▶ _Available data_
_ _ _ _ _
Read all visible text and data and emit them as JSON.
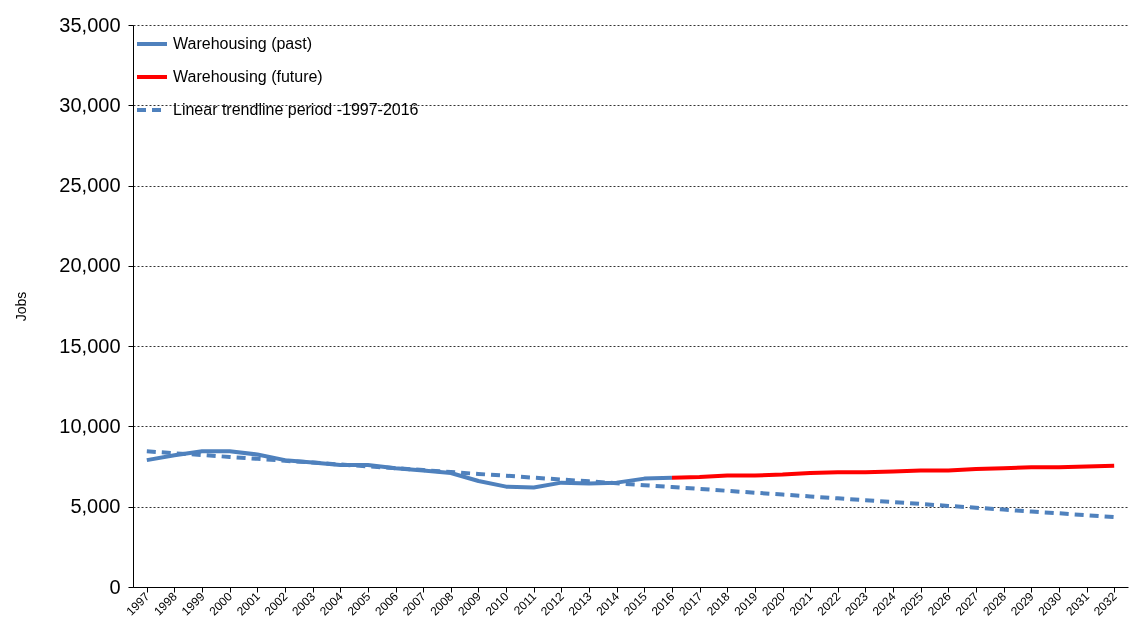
{
  "chart_data": {
    "type": "line",
    "ylabel": "Jobs",
    "categories": [
      "1997",
      "1998",
      "1999",
      "2000",
      "2001",
      "2002",
      "2003",
      "2004",
      "2005",
      "2006",
      "2007",
      "2008",
      "2009",
      "2010",
      "2011",
      "2012",
      "2013",
      "2014",
      "2015",
      "2016",
      "2017",
      "2018",
      "2019",
      "2020",
      "2021",
      "2022",
      "2023",
      "2024",
      "2025",
      "2026",
      "2027",
      "2028",
      "2029",
      "2030",
      "2031",
      "2032"
    ],
    "series": [
      {
        "name": "Warehousing (past)",
        "color": "#4f81bd",
        "line_style": "solid",
        "values": [
          7900,
          8200,
          8450,
          8450,
          8250,
          7900,
          7750,
          7600,
          7600,
          7400,
          7250,
          7100,
          6600,
          6250,
          6200,
          6500,
          6450,
          6500,
          6750,
          6800,
          null,
          null,
          null,
          null,
          null,
          null,
          null,
          null,
          null,
          null,
          null,
          null,
          null,
          null,
          null,
          null
        ]
      },
      {
        "name": "Warehousing (future)",
        "color": "#ff0000",
        "line_style": "solid",
        "values": [
          null,
          null,
          null,
          null,
          null,
          null,
          null,
          null,
          null,
          null,
          null,
          null,
          null,
          null,
          null,
          null,
          null,
          null,
          null,
          6800,
          6850,
          6950,
          6950,
          7000,
          7100,
          7150,
          7150,
          7200,
          7250,
          7250,
          7350,
          7400,
          7450,
          7450,
          7500,
          7550
        ]
      },
      {
        "name": "Linear trendline period -1997-2016",
        "color": "#4f81bd",
        "line_style": "dashed",
        "type": "line",
        "values": [
          8450,
          8330,
          8220,
          8100,
          7980,
          7860,
          7750,
          7630,
          7510,
          7400,
          7280,
          7160,
          7040,
          6930,
          6810,
          6690,
          6580,
          6460,
          6340,
          6230,
          6110,
          5990,
          5870,
          5760,
          5640,
          5520,
          5410,
          5290,
          5170,
          5050,
          4940,
          4820,
          4700,
          4590,
          4470,
          4350
        ]
      }
    ],
    "ylim": [
      0,
      35000
    ],
    "yticks": [
      0,
      {
        "value": 5000,
        "label": "5,000"
      },
      {
        "value": 10000,
        "label": "10,000"
      },
      {
        "value": 15000,
        "label": "15,000"
      },
      {
        "value": 20000,
        "label": "20,000"
      },
      {
        "value": 25000,
        "label": "25,000"
      },
      {
        "value": 30000,
        "label": "30,000"
      },
      {
        "value": 35000,
        "label": "35,000"
      }
    ],
    "grid": "y",
    "legend": "top left"
  }
}
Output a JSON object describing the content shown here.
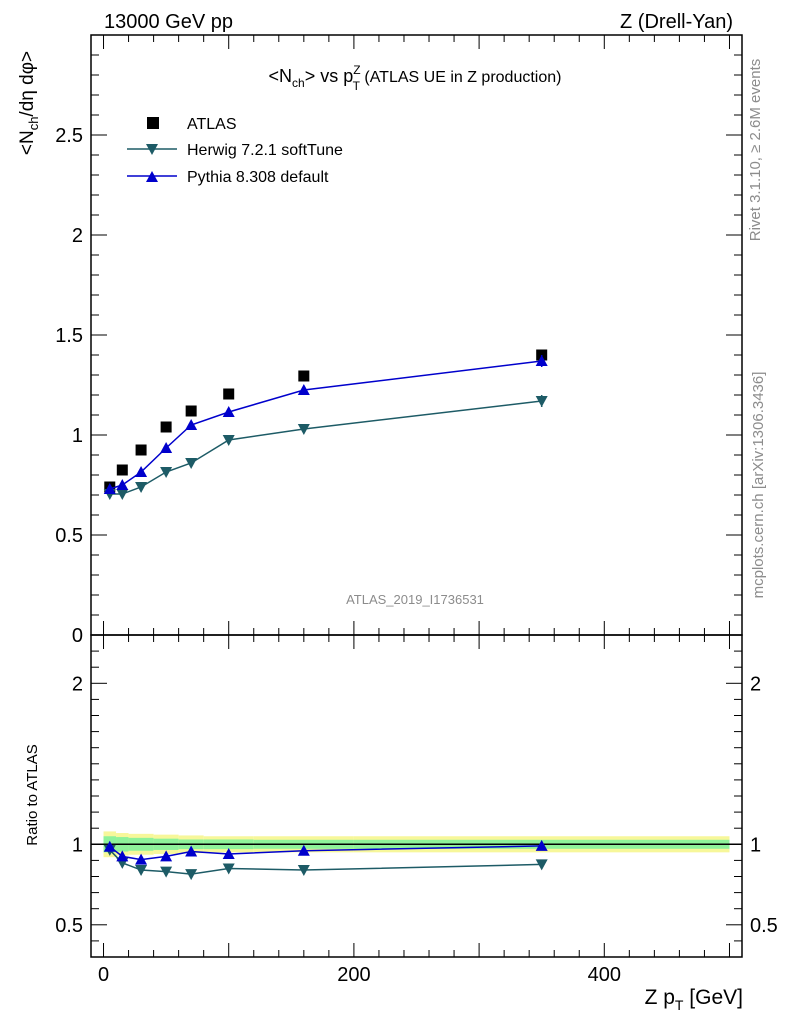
_ _ _ _ _
▶ _Challenge_
Copy every line of the listing where the word "name" appears.

▶ _Correct answer_
        "name": "Warehousing (past)",
        "name": "Warehousing (future)",
        "name": "Linear trendline period -1997-2016",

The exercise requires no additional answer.